(Items from a figure collection)
####################

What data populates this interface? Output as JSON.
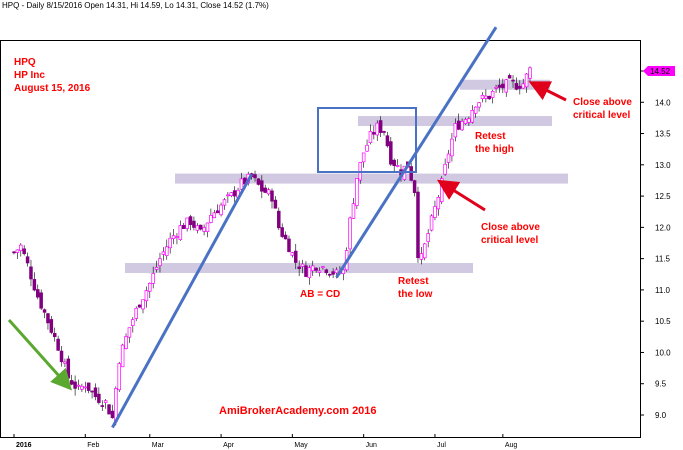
{
  "header": {
    "title": "HPQ - Daily 8/15/2016 Open 14.31, Hi 14.59, Lo 14.31, Close 14.52 (1.7%)"
  },
  "ticker": {
    "symbol": "HPQ",
    "company": "HP Inc",
    "date": "August 15, 2016"
  },
  "annotations": {
    "close_above_1_line1": "Close above",
    "close_above_1_line2": "critical level",
    "retest_high_line1": "Retest",
    "retest_high_line2": "the high",
    "close_above_2_line1": "Close above",
    "close_above_2_line2": "critical level",
    "abcd": "AB = CD",
    "retest_low_line1": "Retest",
    "retest_low_line2": "the low",
    "watermark": "AmiBrokerAcademy.com  2016"
  },
  "colors": {
    "up": "#ff00ff",
    "down": "#800080",
    "zone": "#c8bfdc",
    "trendline": "#4a72c4",
    "arrow_red": "#e0001b",
    "arrow_green": "#5aa830",
    "annotation_text": "#ff0000",
    "price_tag": "#ff00ff"
  },
  "chart_data": {
    "type": "candlestick",
    "title": "HPQ - Daily 8/15/2016",
    "xlabel": "",
    "ylabel": "",
    "ylim": [
      8.75,
      14.85
    ],
    "ytick_labels": [
      "9.0",
      "9.5",
      "10.0",
      "10.5",
      "11.0",
      "11.5",
      "12.0",
      "12.5",
      "13.0",
      "13.5",
      "14.0",
      "14.5"
    ],
    "x_ticks": [
      {
        "label": "2016",
        "day": 1
      },
      {
        "label": "Feb",
        "day": 22
      },
      {
        "label": "Mar",
        "day": 41
      },
      {
        "label": "Apr",
        "day": 62
      },
      {
        "label": "May",
        "day": 83
      },
      {
        "label": "Jun",
        "day": 104
      },
      {
        "label": "Jul",
        "day": 125
      },
      {
        "label": "Aug",
        "day": 145
      }
    ],
    "last_close_label": "14.52",
    "ohlc_path": [
      [
        1,
        11.6
      ],
      [
        3,
        11.7
      ],
      [
        5,
        11.4
      ],
      [
        8,
        10.9
      ],
      [
        11,
        10.5
      ],
      [
        14,
        10.1
      ],
      [
        17,
        9.6
      ],
      [
        20,
        9.4
      ],
      [
        22,
        9.5
      ],
      [
        25,
        9.3
      ],
      [
        28,
        9.2
      ],
      [
        30,
        8.95
      ],
      [
        32,
        9.9
      ],
      [
        35,
        10.4
      ],
      [
        38,
        10.8
      ],
      [
        41,
        11.1
      ],
      [
        44,
        11.5
      ],
      [
        47,
        11.8
      ],
      [
        50,
        12.0
      ],
      [
        53,
        12.1
      ],
      [
        56,
        11.9
      ],
      [
        59,
        12.2
      ],
      [
        62,
        12.35
      ],
      [
        65,
        12.5
      ],
      [
        68,
        12.7
      ],
      [
        71,
        12.8
      ],
      [
        74,
        12.6
      ],
      [
        77,
        12.5
      ],
      [
        79,
        12.0
      ],
      [
        82,
        11.7
      ],
      [
        84,
        11.45
      ],
      [
        87,
        11.3
      ],
      [
        90,
        11.4
      ],
      [
        93,
        11.35
      ],
      [
        96,
        11.25
      ],
      [
        98,
        11.3
      ],
      [
        100,
        12.1
      ],
      [
        102,
        12.8
      ],
      [
        104,
        13.2
      ],
      [
        106,
        13.45
      ],
      [
        108,
        13.6
      ],
      [
        110,
        13.55
      ],
      [
        112,
        13.1
      ],
      [
        115,
        12.9
      ],
      [
        117,
        13.0
      ],
      [
        119,
        12.6
      ],
      [
        120,
        11.6
      ],
      [
        121,
        11.5
      ],
      [
        123,
        11.9
      ],
      [
        125,
        12.3
      ],
      [
        127,
        12.7
      ],
      [
        129,
        13.2
      ],
      [
        131,
        13.6
      ],
      [
        133,
        13.7
      ],
      [
        135,
        13.8
      ],
      [
        137,
        14.0
      ],
      [
        139,
        14.05
      ],
      [
        141,
        14.1
      ],
      [
        143,
        14.2
      ],
      [
        145,
        14.25
      ],
      [
        147,
        14.3
      ],
      [
        149,
        14.28
      ],
      [
        151,
        14.3
      ],
      [
        153,
        14.52
      ]
    ],
    "support_resistance_zones": [
      {
        "level": 11.35,
        "label": ""
      },
      {
        "level": 12.78,
        "label": ""
      },
      {
        "level": 13.7,
        "label": ""
      },
      {
        "level": 14.28,
        "label": ""
      }
    ],
    "trendlines": [
      {
        "from": [
          30,
          8.8
        ],
        "to": [
          71,
          12.85
        ]
      },
      {
        "from": [
          96,
          11.2
        ],
        "to": [
          143,
          15.2
        ]
      }
    ]
  }
}
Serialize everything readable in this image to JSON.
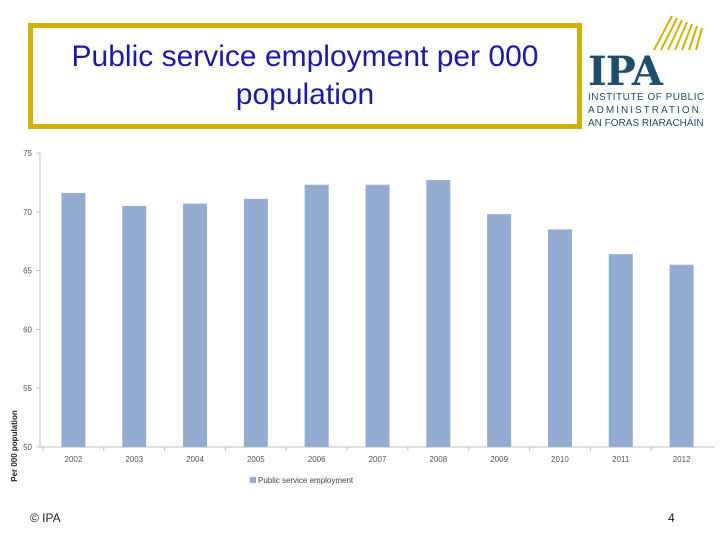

####################

▸ Exercise
Reproduce each line of the records exactly, and omit every picture.

▸ Result of the exercise
What data populates this interface? Output as JSON.
{
  "header": {
    "title": "HPQ - Daily 8/15/2016 Open 14.31, Hi 14.59, Lo 14.31, Close 14.52 (1.7%)"
  },
  "ticker": {
    "symbol": "HPQ",
    "company": "HP Inc",
    "date": "August 15, 2016"
  },
  "annotations": {
    "close_above_1_line1": "Close above",
    "close_above_1_line2": "critical level",
    "retest_high_line1": "Retest",
    "retest_high_line2": "the high",
    "close_above_2_line1": "Close above",
    "close_above_2_line2": "critical level",
    "abcd": "AB = CD",
    "retest_low_line1": "Retest",
    "retest_low_line2": "the low",
    "watermark": "AmiBrokerAcademy.com  2016"
  },
  "colors": {
    "up": "#ff00ff",
    "down": "#800080",
    "zone": "#c8bfdc",
    "trendline": "#4a72c4",
    "arrow_red": "#e0001b",
    "arrow_green": "#5aa830",
    "annotation_text": "#ff0000",
    "price_tag": "#ff00ff"
  },
  "chart_data": {
    "type": "candlestick",
    "title": "HPQ - Daily 8/15/2016",
    "xlabel": "",
    "ylabel": "",
    "ylim": [
      8.75,
      14.85
    ],
    "ytick_labels": [
      "9.0",
      "9.5",
      "10.0",
      "10.5",
      "11.0",
      "11.5",
      "12.0",
      "12.5",
      "13.0",
      "13.5",
      "14.0",
      "14.5"
    ],
    "x_ticks": [
      {
        "label": "2016",
        "day": 1
      },
      {
        "label": "Feb",
        "day": 22
      },
      {
        "label": "Mar",
        "day": 41
      },
      {
        "label": "Apr",
        "day": 62
      },
      {
        "label": "May",
        "day": 83
      },
      {
        "label": "Jun",
        "day": 104
      },
      {
        "label": "Jul",
        "day": 125
      },
      {
        "label": "Aug",
        "day": 145
      }
    ],
    "last_close_label": "14.52",
    "ohlc_path": [
      [
        1,
        11.6
      ],
      [
        3,
        11.7
      ],
      [
        5,
        11.4
      ],
      [
        8,
        10.9
      ],
      [
        11,
        10.5
      ],
      [
        14,
        10.1
      ],
      [
        17,
        9.6
      ],
      [
        20,
        9.4
      ],
      [
        22,
        9.5
      ],
      [
        25,
        9.3
      ],
      [
        28,
        9.2
      ],
      [
        30,
        8.95
      ],
      [
        32,
        9.9
      ],
      [
        35,
        10.4
      ],
      [
        38,
        10.8
      ],
      [
        41,
        11.1
      ],
      [
        44,
        11.5
      ],
      [
        47,
        11.8
      ],
      [
        50,
        12.0
      ],
      [
        53,
        12.1
      ],
      [
        56,
        11.9
      ],
      [
        59,
        12.2
      ],
      [
        62,
        12.35
      ],
      [
        65,
        12.5
      ],
      [
        68,
        12.7
      ],
      [
        71,
        12.8
      ],
      [
        74,
        12.6
      ],
      [
        77,
        12.5
      ],
      [
        79,
        12.0
      ],
      [
        82,
        11.7
      ],
      [
        84,
        11.45
      ],
      [
        87,
        11.3
      ],
      [
        90,
        11.4
      ],
      [
        93,
        11.35
      ],
      [
        96,
        11.25
      ],
      [
        98,
        11.3
      ],
      [
        100,
        12.1
      ],
      [
        102,
        12.8
      ],
      [
        104,
        13.2
      ],
      [
        106,
        13.45
      ],
      [
        108,
        13.6
      ],
      [
        110,
        13.55
      ],
      [
        112,
        13.1
      ],
      [
        115,
        12.9
      ],
      [
        117,
        13.0
      ],
      [
        119,
        12.6
      ],
      [
        120,
        11.6
      ],
      [
        121,
        11.5
      ],
      [
        123,
        11.9
      ],
      [
        125,
        12.3
      ],
      [
        127,
        12.7
      ],
      [
        129,
        13.2
      ],
      [
        131,
        13.6
      ],
      [
        133,
        13.7
      ],
      [
        135,
        13.8
      ],
      [
        137,
        14.0
      ],
      [
        139,
        14.05
      ],
      [
        141,
        14.1
      ],
      [
        143,
        14.2
      ],
      [
        145,
        14.25
      ],
      [
        147,
        14.3
      ],
      [
        149,
        14.28
      ],
      [
        151,
        14.3
      ],
      [
        153,
        14.52
      ]
    ],
    "support_resistance_zones": [
      {
        "level": 11.35,
        "label": ""
      },
      {
        "level": 12.78,
        "label": ""
      },
      {
        "level": 13.7,
        "label": ""
      },
      {
        "level": 14.28,
        "label": ""
      }
    ],
    "trendlines": [
      {
        "from": [
          30,
          8.8
        ],
        "to": [
          71,
          12.85
        ]
      },
      {
        "from": [
          96,
          11.2
        ],
        "to": [
          143,
          15.2
        ]
      }
    ]
  }
}
Serialize everything readable in this image to JSON.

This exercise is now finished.